What to produce: Scan the lines below and report each one containing "site" by copying it.

[Excerpts from a figure dataset]
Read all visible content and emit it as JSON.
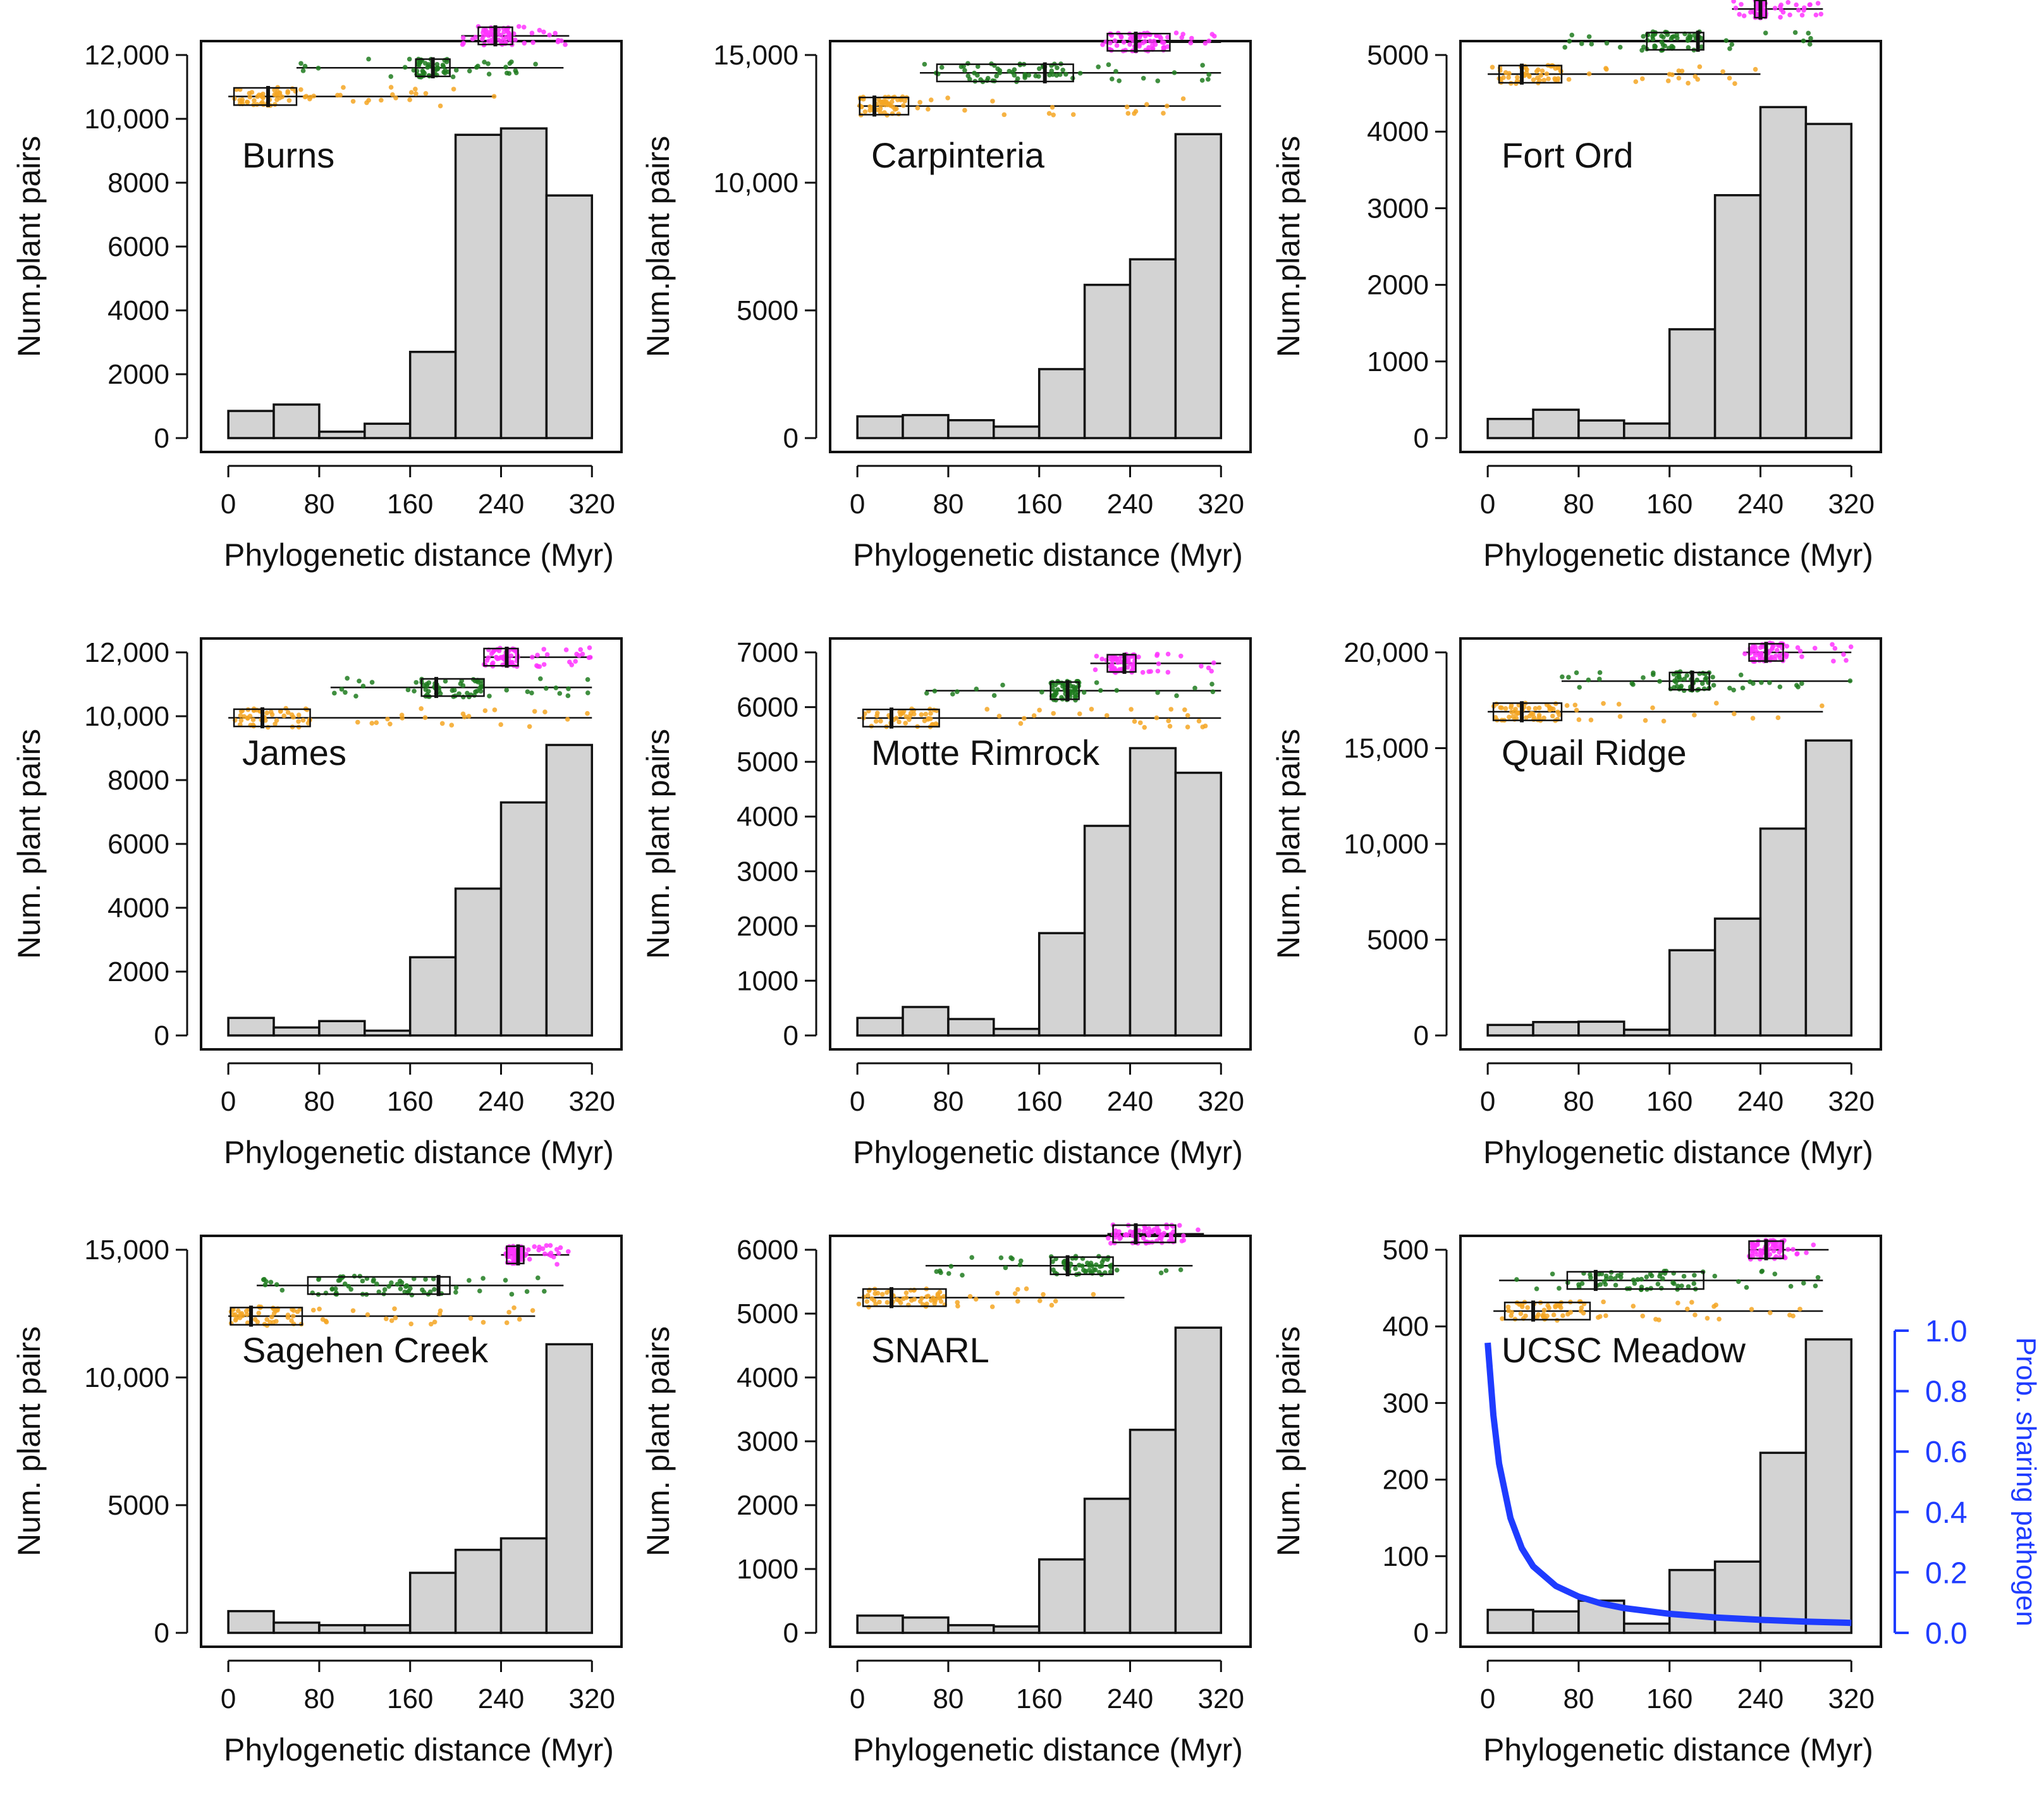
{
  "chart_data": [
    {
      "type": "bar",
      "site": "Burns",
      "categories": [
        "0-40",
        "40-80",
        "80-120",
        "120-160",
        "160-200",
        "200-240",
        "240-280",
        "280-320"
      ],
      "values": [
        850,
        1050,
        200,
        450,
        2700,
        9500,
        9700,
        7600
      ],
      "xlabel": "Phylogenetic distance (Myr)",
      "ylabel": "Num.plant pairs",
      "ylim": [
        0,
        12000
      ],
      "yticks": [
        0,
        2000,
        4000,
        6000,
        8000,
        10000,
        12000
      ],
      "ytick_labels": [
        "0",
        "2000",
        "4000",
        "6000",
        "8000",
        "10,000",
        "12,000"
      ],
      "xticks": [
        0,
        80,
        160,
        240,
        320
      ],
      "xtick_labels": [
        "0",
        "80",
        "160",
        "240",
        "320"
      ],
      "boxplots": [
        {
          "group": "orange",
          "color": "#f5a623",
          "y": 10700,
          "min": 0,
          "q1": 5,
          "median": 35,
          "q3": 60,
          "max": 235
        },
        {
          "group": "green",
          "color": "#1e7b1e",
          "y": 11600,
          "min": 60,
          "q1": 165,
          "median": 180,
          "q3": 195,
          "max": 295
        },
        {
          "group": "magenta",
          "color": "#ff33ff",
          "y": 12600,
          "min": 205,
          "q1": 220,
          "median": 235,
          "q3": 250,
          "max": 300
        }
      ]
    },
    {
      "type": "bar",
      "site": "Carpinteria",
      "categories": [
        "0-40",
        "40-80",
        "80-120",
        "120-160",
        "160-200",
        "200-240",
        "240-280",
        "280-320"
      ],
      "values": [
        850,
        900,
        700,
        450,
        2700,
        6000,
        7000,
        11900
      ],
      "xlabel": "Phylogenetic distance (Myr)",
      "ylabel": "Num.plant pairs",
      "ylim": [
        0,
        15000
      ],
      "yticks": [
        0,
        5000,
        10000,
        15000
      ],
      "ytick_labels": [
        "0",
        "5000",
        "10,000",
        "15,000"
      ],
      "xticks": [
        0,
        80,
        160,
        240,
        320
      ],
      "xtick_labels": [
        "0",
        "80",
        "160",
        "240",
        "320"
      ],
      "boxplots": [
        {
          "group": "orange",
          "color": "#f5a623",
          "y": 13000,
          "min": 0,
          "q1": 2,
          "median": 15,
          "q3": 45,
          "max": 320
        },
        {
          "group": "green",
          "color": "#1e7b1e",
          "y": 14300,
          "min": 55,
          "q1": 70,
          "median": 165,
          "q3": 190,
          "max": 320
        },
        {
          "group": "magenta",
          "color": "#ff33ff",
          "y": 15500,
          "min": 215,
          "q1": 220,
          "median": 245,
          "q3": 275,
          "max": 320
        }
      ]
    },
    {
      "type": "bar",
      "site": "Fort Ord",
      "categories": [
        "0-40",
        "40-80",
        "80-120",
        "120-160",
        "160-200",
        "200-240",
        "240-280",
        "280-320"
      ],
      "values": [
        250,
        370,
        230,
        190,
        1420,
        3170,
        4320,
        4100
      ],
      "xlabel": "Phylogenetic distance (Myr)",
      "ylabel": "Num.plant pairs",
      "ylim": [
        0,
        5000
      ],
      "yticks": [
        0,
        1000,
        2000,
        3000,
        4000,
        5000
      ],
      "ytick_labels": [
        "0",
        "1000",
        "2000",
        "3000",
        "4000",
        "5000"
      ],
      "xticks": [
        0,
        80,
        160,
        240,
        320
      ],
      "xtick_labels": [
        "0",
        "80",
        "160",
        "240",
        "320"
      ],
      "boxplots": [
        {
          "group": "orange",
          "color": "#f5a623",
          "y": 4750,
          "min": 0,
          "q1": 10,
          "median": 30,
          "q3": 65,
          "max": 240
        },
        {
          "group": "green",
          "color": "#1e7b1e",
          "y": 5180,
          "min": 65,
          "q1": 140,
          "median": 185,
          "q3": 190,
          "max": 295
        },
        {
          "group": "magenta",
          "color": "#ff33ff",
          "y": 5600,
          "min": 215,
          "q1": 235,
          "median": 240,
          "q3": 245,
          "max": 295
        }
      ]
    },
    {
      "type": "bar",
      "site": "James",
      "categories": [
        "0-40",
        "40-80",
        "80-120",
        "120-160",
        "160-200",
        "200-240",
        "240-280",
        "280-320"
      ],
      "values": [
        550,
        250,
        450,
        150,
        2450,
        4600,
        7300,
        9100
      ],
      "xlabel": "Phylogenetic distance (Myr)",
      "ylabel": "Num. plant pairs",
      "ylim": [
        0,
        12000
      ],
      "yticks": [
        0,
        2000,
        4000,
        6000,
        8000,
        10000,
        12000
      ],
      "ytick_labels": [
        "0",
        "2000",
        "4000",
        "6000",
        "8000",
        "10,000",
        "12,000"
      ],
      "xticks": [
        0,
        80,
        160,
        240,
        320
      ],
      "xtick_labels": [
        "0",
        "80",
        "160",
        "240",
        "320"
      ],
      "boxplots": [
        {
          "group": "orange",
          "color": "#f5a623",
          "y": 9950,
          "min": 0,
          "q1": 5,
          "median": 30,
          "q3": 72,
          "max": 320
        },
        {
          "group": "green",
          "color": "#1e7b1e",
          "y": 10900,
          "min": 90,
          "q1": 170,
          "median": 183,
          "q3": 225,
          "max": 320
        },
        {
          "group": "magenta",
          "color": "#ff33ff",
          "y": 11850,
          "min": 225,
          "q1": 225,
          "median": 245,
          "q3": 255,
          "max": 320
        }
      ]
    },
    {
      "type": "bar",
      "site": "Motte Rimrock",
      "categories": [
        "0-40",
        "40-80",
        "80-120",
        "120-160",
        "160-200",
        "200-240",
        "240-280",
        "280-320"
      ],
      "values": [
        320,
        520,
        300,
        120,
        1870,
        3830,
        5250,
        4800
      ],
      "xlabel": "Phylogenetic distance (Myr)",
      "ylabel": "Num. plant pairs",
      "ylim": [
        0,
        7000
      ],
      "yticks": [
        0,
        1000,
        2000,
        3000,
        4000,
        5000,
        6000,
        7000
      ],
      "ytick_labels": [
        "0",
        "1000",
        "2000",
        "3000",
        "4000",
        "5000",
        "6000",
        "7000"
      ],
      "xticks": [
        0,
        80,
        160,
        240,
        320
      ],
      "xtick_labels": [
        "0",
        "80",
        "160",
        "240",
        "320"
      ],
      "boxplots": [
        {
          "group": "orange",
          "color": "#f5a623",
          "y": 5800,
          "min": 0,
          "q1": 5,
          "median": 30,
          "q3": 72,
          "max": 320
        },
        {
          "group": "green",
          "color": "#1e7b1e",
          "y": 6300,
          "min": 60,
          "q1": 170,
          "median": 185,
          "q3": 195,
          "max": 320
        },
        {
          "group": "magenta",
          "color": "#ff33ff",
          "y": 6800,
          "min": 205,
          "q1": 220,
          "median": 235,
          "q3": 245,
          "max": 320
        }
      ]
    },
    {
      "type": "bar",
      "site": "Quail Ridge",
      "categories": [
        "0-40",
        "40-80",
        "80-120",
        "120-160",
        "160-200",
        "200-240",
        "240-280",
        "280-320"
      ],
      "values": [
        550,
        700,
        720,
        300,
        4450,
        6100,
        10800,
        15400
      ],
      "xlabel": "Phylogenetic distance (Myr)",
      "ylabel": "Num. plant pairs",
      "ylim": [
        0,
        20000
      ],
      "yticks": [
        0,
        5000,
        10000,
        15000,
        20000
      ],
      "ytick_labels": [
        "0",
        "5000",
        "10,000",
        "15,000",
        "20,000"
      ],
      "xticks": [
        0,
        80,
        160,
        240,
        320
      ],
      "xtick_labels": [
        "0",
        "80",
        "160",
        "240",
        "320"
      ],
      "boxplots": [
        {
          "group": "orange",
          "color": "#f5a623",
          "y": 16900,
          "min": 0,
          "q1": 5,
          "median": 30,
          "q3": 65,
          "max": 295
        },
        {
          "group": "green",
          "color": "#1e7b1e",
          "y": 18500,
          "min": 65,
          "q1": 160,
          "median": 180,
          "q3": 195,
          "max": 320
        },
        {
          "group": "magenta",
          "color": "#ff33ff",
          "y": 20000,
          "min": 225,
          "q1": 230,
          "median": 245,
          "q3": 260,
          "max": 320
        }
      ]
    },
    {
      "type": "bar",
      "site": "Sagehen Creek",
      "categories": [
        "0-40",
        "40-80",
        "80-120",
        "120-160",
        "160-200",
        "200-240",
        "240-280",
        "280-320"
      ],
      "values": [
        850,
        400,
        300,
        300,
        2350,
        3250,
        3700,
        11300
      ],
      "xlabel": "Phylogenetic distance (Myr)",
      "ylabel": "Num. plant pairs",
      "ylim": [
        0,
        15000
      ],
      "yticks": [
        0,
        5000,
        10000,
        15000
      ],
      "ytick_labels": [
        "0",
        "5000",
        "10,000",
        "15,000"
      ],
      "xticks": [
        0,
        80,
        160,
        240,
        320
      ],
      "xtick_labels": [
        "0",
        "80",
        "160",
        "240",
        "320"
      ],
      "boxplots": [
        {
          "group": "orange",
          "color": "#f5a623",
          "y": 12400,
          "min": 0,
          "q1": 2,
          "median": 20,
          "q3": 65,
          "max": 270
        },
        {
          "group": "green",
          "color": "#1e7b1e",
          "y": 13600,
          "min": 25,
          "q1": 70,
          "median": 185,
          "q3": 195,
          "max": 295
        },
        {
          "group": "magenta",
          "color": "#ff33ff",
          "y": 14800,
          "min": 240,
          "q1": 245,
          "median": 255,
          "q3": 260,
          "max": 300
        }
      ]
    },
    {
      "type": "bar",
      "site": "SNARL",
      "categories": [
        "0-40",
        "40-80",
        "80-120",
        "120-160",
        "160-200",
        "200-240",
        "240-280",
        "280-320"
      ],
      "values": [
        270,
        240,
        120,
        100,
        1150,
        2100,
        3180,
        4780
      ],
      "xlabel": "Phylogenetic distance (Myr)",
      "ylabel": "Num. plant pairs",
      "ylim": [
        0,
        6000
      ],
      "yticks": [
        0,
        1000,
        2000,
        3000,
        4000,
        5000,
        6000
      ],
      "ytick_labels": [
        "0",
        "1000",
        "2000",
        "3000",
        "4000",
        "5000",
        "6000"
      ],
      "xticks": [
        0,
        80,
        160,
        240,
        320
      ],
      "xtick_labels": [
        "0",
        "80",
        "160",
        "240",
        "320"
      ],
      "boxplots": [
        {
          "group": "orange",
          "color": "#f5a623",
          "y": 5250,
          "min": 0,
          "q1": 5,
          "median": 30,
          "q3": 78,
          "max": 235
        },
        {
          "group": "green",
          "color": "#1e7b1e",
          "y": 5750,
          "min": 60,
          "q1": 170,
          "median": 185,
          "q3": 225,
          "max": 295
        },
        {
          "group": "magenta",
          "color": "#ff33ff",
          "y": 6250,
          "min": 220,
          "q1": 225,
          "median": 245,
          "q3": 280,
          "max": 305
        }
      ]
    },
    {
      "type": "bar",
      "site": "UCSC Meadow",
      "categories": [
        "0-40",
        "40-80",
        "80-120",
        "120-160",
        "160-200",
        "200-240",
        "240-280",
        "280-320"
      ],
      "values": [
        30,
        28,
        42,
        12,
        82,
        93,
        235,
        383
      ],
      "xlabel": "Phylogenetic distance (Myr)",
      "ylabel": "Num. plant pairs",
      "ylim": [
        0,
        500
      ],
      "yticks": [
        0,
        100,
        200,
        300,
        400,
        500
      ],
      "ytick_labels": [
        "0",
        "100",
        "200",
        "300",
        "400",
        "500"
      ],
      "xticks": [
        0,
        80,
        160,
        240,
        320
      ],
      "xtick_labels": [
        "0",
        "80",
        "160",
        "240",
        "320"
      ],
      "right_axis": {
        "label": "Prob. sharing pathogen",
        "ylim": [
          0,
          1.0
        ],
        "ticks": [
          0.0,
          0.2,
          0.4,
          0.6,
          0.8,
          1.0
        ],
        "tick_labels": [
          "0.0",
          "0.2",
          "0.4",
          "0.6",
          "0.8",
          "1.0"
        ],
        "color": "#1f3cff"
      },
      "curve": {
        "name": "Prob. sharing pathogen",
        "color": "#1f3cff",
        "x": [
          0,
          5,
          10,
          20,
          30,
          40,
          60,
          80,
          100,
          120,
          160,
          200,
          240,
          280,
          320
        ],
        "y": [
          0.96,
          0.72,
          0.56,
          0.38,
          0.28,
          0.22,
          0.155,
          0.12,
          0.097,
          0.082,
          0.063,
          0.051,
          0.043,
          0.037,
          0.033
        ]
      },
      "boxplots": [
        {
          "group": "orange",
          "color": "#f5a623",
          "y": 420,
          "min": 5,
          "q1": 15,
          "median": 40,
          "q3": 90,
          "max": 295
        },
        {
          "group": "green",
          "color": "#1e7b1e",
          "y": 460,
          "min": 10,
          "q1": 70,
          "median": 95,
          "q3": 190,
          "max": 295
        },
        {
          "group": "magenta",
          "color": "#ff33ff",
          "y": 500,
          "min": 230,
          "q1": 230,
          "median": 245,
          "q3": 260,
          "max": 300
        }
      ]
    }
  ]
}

Expected answer:
      "site": "Burns",
      "site": "Carpinteria",
      "site": "Fort Ord",
      "site": "James",
      "site": "Motte Rimrock",
      "site": "Quail Ridge",
      "site": "Sagehen Creek",
      "site": "SNARL",
      "site": "UCSC Meadow",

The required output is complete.